**GIVEN EXERCISE:** Reproduce every line of the records below character for character.

Layout element entries
"""
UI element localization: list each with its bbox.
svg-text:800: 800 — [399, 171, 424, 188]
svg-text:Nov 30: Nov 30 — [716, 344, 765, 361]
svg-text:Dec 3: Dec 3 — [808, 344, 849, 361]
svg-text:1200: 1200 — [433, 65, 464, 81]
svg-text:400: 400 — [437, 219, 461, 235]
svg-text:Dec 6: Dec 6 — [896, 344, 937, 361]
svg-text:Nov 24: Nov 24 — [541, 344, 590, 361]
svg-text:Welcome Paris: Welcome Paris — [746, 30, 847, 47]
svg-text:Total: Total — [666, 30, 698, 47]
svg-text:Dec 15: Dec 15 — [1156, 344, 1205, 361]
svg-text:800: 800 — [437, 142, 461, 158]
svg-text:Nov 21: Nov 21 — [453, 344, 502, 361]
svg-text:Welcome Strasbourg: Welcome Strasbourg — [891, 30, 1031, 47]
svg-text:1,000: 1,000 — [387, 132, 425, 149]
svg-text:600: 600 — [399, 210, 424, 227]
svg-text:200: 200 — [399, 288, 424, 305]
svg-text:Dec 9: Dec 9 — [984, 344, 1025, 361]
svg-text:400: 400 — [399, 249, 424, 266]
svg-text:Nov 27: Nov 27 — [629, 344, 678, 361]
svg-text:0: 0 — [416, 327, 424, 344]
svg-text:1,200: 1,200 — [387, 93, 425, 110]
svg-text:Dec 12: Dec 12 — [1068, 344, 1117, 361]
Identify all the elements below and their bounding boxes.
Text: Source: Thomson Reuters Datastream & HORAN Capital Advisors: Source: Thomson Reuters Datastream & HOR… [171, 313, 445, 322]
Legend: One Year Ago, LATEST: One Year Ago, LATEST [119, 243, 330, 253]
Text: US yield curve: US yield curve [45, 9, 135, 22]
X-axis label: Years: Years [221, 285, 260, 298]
"""
**TASK SOLUTION:**
UI element localization: list each with its bbox.
svg-text:800: 800 — [399, 171, 424, 188]
svg-text:Nov 30: Nov 30 — [716, 344, 765, 361]
svg-text:Dec 3: Dec 3 — [808, 344, 849, 361]
svg-text:1200: 1200 — [433, 65, 464, 81]
svg-text:400: 400 — [437, 219, 461, 235]
svg-text:Dec 6: Dec 6 — [896, 344, 937, 361]
svg-text:Nov 24: Nov 24 — [541, 344, 590, 361]
svg-text:Welcome Paris: Welcome Paris — [746, 30, 847, 47]
svg-text:Total: Total — [666, 30, 698, 47]
svg-text:Dec 15: Dec 15 — [1156, 344, 1205, 361]
svg-text:800: 800 — [437, 142, 461, 158]
svg-text:Nov 21: Nov 21 — [453, 344, 502, 361]
svg-text:Welcome Strasbourg: Welcome Strasbourg — [891, 30, 1031, 47]
svg-text:1,000: 1,000 — [387, 132, 425, 149]
svg-text:600: 600 — [399, 210, 424, 227]
svg-text:200: 200 — [399, 288, 424, 305]
svg-text:Dec 9: Dec 9 — [984, 344, 1025, 361]
svg-text:400: 400 — [399, 249, 424, 266]
svg-text:Nov 27: Nov 27 — [629, 344, 678, 361]
svg-text:0: 0 — [416, 327, 424, 344]
svg-text:1,200: 1,200 — [387, 93, 425, 110]
svg-text:Dec 12: Dec 12 — [1068, 344, 1117, 361]
Identify all the elements below and their bounding boxes.
Text: Source: Thomson Reuters Datastream & HORAN Capital Advisors: Source: Thomson Reuters Datastream & HOR… [171, 313, 445, 322]
Legend: One Year Ago, LATEST: One Year Ago, LATEST [119, 243, 330, 253]
Text: US yield curve: US yield curve [45, 9, 135, 22]
X-axis label: Years: Years [221, 285, 260, 298]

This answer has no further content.